— Exercise aim —
Quote all of the entries word for word.

(Stored entries)
╭──

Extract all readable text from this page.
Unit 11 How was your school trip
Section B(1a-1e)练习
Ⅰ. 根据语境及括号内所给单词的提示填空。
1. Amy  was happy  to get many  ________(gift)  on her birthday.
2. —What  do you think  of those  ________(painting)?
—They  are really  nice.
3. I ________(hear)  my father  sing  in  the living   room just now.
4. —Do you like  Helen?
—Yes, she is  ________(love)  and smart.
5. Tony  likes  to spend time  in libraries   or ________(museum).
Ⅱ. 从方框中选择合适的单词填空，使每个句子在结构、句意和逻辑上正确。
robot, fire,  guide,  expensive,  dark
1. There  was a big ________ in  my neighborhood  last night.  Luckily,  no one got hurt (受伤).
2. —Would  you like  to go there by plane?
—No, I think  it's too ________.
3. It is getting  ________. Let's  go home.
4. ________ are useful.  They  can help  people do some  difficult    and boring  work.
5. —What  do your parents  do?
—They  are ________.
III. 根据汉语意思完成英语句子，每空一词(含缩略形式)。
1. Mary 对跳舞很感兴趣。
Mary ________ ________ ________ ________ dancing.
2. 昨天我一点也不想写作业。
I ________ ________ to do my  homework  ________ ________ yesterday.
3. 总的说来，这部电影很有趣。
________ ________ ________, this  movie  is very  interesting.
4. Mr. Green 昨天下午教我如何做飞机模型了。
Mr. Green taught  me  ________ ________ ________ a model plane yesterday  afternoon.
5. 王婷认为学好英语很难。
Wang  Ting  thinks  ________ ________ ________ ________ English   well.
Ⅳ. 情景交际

╰──

— Written answer —
Extract all readable text from this page.
Unit 11 How was your school trip
Section B(1a-1e)练习
Ⅰ. 根据语境及括号内所给单词的提示填空。
1. Amy  was happy  to get many  ________(gift)  on her birthday.
2. —What  do you think  of those  ________(painting)?
—They  are really  nice.
3. I ________(hear)  my father  sing  in  the living   room just now.
4. —Do you like  Helen?
—Yes, she is  ________(love)  and smart.
5. Tony  likes  to spend time  in libraries   or ________(museum).
Ⅱ. 从方框中选择合适的单词填空，使每个句子在结构、句意和逻辑上正确。
robot, fire,  guide,  expensive,  dark
1. There  was a big ________ in  my neighborhood  last night.  Luckily,  no one got hurt (受伤).
2. —Would  you like  to go there by plane?
—No, I think  it's too ________.
3. It is getting  ________. Let's  go home.
4. ________ are useful.  They  can help  people do some  difficult    and boring  work.
5. —What  do your parents  do?
—They  are ________.
III. 根据汉语意思完成英语句子，每空一词(含缩略形式)。
1. Mary 对跳舞很感兴趣。
Mary ________ ________ ________ ________ dancing.
2. 昨天我一点也不想写作业。
I ________ ________ to do my  homework  ________ ________ yesterday.
3. 总的说来，这部电影很有趣。
________ ________ ________, this  movie  is very  interesting.
4. Mr. Green 昨天下午教我如何做飞机模型了。
Mr. Green taught  me  ________ ________ ________ a model plane yesterday  afternoon.
5. 王婷认为学好英语很难。
Wang  Ting  thinks  ________ ________ ________ ________ English   well.
Ⅳ. 情景交际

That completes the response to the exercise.